• Your task:
Find the string "ylabel" in the listing and report every line that has it.

• Given data:

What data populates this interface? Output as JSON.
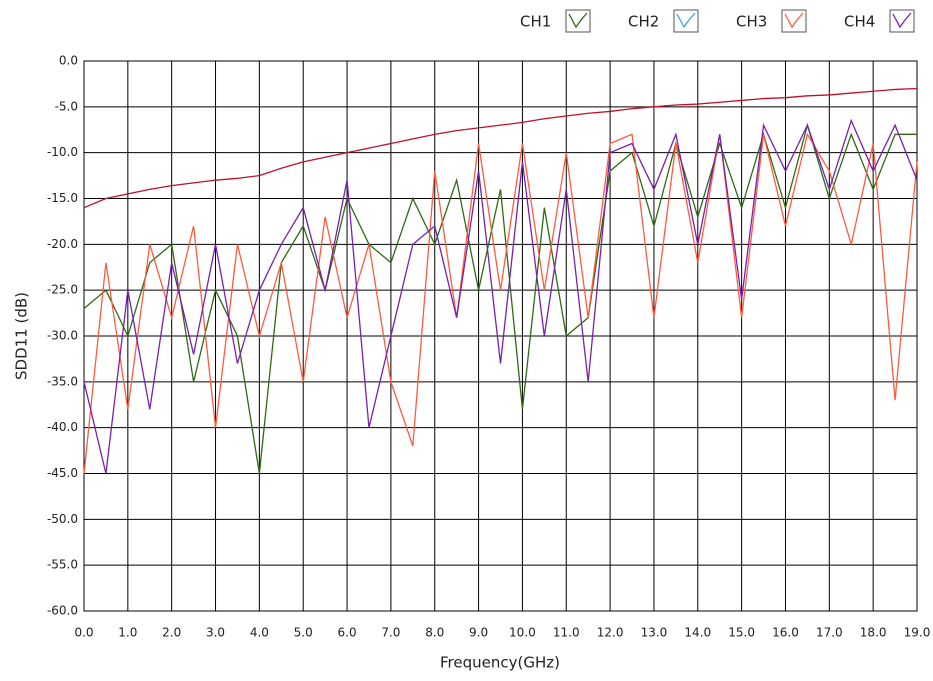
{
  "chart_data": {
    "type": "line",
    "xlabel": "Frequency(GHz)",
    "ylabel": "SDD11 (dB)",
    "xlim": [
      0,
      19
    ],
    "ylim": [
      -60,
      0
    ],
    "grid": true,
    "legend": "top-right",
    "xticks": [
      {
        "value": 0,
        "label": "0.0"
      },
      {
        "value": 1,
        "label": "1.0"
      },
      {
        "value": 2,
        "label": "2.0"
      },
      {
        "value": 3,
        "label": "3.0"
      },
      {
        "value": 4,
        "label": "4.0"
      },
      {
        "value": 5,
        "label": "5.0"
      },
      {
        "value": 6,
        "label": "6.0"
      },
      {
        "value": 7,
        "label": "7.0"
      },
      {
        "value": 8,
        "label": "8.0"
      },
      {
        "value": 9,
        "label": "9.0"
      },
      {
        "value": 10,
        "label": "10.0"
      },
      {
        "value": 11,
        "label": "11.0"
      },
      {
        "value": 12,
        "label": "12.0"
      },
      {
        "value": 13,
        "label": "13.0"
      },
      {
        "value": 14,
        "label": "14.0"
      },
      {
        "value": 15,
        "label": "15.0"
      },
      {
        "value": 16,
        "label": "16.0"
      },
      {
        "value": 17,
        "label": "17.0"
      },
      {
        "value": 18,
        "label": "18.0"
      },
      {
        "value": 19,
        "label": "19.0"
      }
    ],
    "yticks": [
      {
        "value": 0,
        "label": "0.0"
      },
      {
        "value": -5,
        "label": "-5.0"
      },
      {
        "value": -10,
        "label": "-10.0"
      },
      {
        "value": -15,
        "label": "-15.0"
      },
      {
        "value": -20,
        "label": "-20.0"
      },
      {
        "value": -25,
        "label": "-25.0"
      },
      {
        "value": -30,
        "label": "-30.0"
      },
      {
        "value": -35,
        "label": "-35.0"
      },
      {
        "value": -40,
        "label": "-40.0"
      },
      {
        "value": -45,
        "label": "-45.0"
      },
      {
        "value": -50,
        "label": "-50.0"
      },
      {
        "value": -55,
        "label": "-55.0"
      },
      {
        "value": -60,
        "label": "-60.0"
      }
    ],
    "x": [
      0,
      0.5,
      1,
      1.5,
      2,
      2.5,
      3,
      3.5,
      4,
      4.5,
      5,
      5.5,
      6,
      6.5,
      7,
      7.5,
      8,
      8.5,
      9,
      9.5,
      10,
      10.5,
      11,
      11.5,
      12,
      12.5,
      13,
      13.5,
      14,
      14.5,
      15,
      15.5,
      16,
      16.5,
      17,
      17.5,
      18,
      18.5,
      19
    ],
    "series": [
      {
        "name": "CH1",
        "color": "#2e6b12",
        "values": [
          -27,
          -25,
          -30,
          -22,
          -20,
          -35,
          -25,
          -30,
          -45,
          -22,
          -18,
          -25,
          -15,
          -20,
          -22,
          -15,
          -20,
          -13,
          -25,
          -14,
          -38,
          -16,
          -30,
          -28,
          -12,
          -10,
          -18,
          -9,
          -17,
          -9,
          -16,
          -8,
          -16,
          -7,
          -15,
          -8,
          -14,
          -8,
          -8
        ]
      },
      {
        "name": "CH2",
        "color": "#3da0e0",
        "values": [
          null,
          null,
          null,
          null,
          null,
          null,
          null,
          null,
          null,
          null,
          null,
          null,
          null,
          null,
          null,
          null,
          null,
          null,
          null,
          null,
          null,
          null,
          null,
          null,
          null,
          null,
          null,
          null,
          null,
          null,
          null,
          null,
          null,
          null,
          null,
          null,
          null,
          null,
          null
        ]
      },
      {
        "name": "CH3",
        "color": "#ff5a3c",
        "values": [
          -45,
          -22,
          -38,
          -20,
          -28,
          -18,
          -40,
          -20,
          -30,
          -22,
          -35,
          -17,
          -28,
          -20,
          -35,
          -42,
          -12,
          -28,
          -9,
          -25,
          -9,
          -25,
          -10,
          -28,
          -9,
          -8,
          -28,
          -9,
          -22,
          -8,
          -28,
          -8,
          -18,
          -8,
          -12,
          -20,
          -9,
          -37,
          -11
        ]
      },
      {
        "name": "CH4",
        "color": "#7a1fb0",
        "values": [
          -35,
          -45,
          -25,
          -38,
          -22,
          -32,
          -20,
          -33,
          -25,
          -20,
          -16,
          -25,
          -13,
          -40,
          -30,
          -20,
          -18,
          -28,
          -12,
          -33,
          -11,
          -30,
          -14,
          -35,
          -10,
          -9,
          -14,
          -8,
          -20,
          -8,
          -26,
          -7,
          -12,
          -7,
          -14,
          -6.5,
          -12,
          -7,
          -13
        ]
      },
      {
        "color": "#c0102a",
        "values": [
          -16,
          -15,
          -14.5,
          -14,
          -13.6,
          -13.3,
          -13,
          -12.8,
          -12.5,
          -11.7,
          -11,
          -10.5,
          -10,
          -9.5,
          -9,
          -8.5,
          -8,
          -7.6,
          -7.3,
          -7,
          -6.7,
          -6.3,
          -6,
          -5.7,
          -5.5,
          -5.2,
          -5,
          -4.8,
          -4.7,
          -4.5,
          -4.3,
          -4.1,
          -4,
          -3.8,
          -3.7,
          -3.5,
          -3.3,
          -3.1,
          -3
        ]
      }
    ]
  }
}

--

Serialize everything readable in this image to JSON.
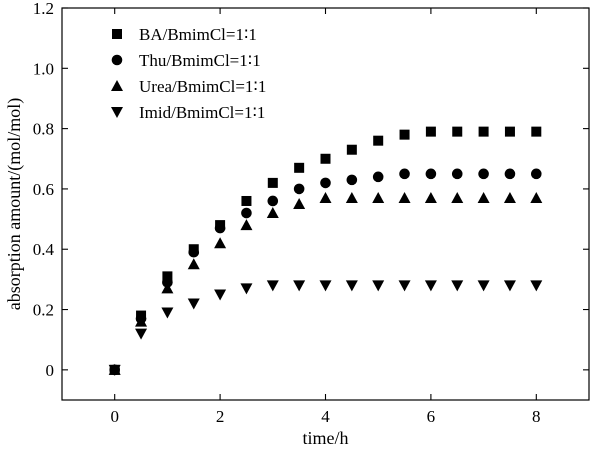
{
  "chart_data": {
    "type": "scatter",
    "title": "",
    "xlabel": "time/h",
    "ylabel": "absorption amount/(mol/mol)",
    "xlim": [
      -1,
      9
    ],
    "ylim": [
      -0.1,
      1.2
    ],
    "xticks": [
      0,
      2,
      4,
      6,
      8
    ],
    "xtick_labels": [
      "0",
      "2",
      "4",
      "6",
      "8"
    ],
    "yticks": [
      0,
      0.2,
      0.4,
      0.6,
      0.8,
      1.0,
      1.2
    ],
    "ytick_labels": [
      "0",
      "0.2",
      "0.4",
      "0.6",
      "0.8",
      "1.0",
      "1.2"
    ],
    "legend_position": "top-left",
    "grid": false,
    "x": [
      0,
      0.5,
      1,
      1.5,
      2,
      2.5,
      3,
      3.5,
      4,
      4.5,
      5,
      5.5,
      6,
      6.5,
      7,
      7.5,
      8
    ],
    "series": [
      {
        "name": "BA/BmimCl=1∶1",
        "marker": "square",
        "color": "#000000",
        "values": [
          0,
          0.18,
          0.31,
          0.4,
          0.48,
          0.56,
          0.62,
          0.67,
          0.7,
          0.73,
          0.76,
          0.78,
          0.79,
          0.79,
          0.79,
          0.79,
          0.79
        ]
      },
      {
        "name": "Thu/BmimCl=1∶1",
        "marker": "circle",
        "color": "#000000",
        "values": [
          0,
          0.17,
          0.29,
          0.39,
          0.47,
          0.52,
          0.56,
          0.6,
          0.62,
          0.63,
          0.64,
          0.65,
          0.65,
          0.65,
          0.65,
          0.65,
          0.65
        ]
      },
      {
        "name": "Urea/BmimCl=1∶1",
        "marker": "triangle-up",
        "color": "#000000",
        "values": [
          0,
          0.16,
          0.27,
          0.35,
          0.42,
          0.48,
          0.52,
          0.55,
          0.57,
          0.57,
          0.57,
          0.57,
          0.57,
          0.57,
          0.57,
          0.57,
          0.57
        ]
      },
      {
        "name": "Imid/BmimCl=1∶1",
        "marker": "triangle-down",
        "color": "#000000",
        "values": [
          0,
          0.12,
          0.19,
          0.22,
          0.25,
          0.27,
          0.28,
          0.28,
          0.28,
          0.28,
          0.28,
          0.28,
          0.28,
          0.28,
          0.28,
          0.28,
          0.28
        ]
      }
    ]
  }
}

---

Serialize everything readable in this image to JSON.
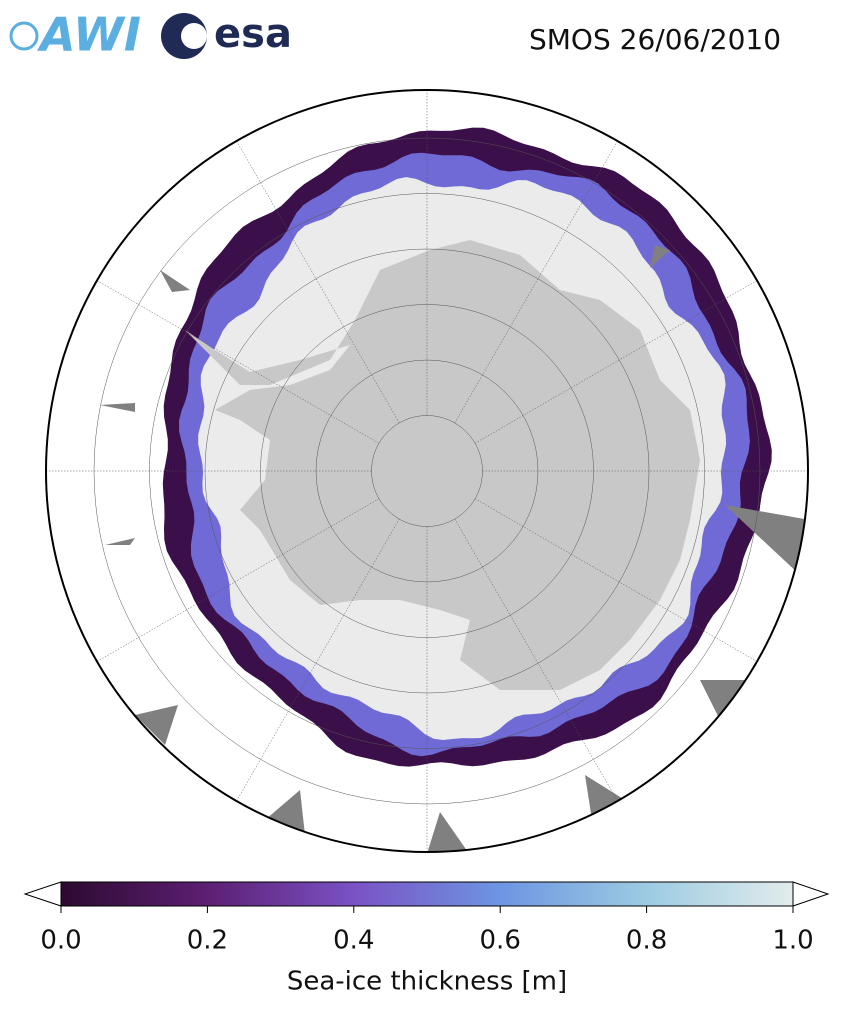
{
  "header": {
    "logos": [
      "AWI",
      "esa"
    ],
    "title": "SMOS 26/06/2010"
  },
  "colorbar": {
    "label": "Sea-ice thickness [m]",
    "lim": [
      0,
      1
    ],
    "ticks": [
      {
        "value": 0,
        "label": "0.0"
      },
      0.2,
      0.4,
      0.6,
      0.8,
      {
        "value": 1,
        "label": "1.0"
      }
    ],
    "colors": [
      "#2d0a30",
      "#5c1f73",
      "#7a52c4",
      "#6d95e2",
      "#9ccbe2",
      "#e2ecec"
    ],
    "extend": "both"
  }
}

• In response:
    "ylabel": "SDD11 (dB)",
    "ylabel": "absorption amount/(mol/mol)",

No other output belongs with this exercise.